- **Data records**:
══════════
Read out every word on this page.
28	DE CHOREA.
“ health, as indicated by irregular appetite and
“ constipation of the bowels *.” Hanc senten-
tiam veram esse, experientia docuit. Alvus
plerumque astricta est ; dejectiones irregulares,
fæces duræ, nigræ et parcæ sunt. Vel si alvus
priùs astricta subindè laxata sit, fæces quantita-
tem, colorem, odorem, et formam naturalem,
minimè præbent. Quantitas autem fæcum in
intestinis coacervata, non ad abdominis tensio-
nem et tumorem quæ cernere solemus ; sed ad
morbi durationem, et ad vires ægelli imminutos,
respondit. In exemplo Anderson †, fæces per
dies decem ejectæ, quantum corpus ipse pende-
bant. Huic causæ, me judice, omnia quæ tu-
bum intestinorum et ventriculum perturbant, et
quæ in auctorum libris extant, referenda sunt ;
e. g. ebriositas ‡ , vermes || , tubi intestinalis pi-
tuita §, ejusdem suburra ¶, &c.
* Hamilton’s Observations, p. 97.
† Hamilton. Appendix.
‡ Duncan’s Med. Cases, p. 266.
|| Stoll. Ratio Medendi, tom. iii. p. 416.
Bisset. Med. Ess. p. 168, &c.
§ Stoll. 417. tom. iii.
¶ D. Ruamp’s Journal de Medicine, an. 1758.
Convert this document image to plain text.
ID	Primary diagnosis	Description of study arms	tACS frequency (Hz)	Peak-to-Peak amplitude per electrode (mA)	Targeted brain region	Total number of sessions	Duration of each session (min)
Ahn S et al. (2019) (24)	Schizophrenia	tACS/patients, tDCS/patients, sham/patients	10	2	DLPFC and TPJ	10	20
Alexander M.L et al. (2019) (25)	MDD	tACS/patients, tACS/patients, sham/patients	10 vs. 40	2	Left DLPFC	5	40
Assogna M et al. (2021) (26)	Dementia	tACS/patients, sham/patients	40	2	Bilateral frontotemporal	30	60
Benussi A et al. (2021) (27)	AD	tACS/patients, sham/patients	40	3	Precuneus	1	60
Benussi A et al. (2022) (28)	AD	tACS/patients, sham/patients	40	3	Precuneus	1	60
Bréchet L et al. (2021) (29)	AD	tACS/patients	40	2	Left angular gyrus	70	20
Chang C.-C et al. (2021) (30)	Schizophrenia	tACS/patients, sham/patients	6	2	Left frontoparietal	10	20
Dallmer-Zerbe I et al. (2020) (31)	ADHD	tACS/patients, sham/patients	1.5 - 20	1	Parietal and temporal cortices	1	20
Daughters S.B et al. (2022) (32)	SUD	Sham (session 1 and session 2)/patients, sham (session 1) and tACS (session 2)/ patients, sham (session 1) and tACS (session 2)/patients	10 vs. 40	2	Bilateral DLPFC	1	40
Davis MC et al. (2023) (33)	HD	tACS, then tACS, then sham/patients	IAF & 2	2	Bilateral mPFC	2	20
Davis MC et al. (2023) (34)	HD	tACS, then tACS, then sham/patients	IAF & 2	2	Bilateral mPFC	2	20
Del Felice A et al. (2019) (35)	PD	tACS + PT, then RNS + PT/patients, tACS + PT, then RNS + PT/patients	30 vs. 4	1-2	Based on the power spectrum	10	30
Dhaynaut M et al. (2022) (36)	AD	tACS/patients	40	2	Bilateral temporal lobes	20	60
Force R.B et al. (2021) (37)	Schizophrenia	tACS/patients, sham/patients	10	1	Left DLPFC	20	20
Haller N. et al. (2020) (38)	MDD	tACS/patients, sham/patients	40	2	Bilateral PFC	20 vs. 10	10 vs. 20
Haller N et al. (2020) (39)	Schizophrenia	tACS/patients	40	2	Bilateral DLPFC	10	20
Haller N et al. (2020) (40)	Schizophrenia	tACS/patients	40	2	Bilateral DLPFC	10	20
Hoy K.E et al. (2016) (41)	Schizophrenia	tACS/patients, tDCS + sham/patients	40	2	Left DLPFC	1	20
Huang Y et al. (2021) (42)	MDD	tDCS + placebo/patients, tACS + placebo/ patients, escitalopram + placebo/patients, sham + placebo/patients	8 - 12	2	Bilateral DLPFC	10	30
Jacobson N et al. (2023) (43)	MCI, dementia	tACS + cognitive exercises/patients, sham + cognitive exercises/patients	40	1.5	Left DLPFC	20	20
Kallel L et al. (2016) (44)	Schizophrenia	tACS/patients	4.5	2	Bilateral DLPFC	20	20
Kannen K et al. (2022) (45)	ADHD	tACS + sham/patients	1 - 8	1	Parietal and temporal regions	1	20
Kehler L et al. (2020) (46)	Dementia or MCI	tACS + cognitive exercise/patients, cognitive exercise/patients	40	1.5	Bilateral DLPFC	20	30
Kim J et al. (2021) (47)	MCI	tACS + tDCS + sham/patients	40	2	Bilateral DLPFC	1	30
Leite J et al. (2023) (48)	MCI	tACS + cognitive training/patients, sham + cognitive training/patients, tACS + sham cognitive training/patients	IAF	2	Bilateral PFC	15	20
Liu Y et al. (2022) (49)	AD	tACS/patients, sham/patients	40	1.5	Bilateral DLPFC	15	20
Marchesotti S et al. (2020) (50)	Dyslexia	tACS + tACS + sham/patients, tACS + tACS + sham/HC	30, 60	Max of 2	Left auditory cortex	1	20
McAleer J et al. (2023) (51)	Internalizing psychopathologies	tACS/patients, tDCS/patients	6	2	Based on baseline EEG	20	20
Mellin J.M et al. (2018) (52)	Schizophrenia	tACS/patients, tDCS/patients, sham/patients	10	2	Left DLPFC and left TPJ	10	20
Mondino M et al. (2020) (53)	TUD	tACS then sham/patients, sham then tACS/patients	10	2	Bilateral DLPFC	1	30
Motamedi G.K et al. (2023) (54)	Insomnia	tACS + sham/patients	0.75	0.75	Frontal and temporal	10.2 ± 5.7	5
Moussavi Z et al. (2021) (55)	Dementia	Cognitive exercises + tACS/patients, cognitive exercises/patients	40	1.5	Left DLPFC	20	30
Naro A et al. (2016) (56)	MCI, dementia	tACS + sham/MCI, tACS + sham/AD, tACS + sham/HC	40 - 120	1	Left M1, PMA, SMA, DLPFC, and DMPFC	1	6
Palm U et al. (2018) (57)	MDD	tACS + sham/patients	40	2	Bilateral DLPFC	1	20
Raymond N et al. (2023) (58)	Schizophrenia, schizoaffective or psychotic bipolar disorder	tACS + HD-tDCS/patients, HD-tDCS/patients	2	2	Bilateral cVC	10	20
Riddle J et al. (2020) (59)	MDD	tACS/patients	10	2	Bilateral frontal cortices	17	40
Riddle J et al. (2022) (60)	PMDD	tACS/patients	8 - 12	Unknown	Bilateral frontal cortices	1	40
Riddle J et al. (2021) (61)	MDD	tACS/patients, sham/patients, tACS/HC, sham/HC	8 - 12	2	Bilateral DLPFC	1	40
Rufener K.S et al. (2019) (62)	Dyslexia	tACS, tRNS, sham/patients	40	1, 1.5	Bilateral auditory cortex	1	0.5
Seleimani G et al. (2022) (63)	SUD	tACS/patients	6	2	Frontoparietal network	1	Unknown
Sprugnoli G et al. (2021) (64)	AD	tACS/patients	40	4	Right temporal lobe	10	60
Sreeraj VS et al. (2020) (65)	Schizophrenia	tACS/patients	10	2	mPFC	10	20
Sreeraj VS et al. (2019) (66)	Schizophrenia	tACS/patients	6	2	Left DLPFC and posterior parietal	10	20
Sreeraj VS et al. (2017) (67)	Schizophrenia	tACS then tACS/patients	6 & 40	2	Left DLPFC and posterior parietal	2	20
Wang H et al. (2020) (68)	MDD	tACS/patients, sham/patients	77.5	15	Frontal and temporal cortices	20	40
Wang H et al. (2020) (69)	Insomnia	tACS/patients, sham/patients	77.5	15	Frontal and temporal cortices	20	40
══════════
- **Required action**:
Looking through the records, copy out every line in which the word "Based" is found.

- **Result of this exercise**:
Del Felice A et al. (2019) (35)	PD	tACS + PT, then RNS + PT/patients, tACS + PT, then RNS + PT/patients	30 vs. 4	1-2	Based on the power spectrum	10	30
McAleer J et al. (2023) (51)	Internalizing psychopathologies	tACS/patients, tDCS/patients	6	2	Based on baseline EEG	20	20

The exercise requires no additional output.